start Material to process

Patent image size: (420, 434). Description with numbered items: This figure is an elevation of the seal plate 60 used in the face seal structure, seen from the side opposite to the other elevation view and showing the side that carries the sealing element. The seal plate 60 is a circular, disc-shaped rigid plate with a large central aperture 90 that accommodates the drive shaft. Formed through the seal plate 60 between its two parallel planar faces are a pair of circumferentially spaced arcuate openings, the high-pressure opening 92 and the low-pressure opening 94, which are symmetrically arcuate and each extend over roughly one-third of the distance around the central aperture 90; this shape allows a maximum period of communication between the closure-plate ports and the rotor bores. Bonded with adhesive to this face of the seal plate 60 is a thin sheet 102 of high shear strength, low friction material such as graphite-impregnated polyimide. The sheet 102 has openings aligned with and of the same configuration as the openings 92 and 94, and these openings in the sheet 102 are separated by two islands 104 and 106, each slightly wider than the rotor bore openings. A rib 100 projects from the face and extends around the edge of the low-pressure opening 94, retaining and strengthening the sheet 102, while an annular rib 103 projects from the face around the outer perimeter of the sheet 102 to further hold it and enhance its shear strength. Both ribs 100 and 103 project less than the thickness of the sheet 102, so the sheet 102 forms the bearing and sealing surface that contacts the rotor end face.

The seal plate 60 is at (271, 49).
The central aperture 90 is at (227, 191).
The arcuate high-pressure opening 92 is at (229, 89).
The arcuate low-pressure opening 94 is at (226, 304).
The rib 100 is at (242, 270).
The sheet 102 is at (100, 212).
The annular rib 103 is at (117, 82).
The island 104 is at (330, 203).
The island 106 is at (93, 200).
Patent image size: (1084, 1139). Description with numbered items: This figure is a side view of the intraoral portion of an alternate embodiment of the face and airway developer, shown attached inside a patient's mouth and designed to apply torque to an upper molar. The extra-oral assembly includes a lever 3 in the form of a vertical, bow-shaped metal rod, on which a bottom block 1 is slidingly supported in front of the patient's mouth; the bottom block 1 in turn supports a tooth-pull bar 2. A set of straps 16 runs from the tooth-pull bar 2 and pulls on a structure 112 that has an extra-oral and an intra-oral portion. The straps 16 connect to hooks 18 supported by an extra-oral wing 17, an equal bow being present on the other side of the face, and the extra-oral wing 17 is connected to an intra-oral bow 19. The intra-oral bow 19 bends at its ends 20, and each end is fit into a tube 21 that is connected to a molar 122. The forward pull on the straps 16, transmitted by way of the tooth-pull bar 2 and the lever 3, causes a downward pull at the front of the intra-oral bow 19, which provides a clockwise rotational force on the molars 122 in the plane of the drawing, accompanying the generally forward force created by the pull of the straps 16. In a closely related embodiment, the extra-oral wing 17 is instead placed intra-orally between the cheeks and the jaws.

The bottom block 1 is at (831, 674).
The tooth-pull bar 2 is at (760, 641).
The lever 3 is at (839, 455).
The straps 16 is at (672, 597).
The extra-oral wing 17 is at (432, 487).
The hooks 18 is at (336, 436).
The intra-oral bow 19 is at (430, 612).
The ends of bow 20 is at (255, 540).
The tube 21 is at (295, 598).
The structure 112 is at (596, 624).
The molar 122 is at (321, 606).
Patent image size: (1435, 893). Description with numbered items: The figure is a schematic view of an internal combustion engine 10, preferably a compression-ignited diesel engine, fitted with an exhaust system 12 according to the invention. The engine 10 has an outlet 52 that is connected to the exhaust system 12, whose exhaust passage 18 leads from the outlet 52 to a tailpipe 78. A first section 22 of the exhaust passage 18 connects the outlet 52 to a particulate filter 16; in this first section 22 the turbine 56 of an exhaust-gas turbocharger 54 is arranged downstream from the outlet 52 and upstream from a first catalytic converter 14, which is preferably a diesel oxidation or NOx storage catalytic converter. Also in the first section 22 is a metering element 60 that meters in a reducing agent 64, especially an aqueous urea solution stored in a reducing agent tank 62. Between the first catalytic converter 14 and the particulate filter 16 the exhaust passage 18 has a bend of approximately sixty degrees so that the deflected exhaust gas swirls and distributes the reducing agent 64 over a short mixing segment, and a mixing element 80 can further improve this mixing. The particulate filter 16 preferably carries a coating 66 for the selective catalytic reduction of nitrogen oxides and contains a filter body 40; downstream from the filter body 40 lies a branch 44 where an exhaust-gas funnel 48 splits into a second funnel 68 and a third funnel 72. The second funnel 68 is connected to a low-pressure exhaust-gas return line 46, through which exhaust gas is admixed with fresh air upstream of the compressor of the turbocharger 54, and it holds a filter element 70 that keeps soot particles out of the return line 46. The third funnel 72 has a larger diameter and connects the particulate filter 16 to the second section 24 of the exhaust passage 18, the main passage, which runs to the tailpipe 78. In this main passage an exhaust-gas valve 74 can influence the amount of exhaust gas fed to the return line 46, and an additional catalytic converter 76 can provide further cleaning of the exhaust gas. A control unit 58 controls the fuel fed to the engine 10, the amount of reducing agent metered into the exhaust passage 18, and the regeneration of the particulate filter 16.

end Material to process

# Set problem
Report every line of the data above that contains the word "apply".

# Worked answer
Patent image size: (1084, 1139). Description with numbered items: This figure is a side view of the intraoral portion of an alternate embodiment of the face and airway developer, shown attached inside a patient's mouth and designed to apply torque to an upper molar. The extra-oral assembly includes a lever 3 in the form of a vertical, bow-shaped metal rod, on which a bottom block 1 is slidingly supported in front of the patient's mouth; the bottom block 1 in turn supports a tooth-pull bar 2. A set of straps 16 runs from the tooth-pull bar 2 and pulls on a structure 112 that has an extra-oral and an intra-oral portion. The straps 16 connect to hooks 18 supported by an extra-oral wing 17, an equal bow being present on the other side of the face, and the extra-oral wing 17 is connected to an intra-oral bow 19. The intra-oral bow 19 bends at its ends 20, and each end is fit into a tube 21 that is connected to a molar 122. The forward pull on the straps 16, transmitted by way of the tooth-pull bar 2 and the lever 3, causes a downward pull at the front of the intra-oral bow 19, which provides a clockwise rotational force on the molars 122 in the plane of the drawing, accompanying the generally forward force created by the pull of the straps 16. In a closely related embodiment, the extra-oral wing 17 is instead placed intra-orally between the cheeks and the jaws.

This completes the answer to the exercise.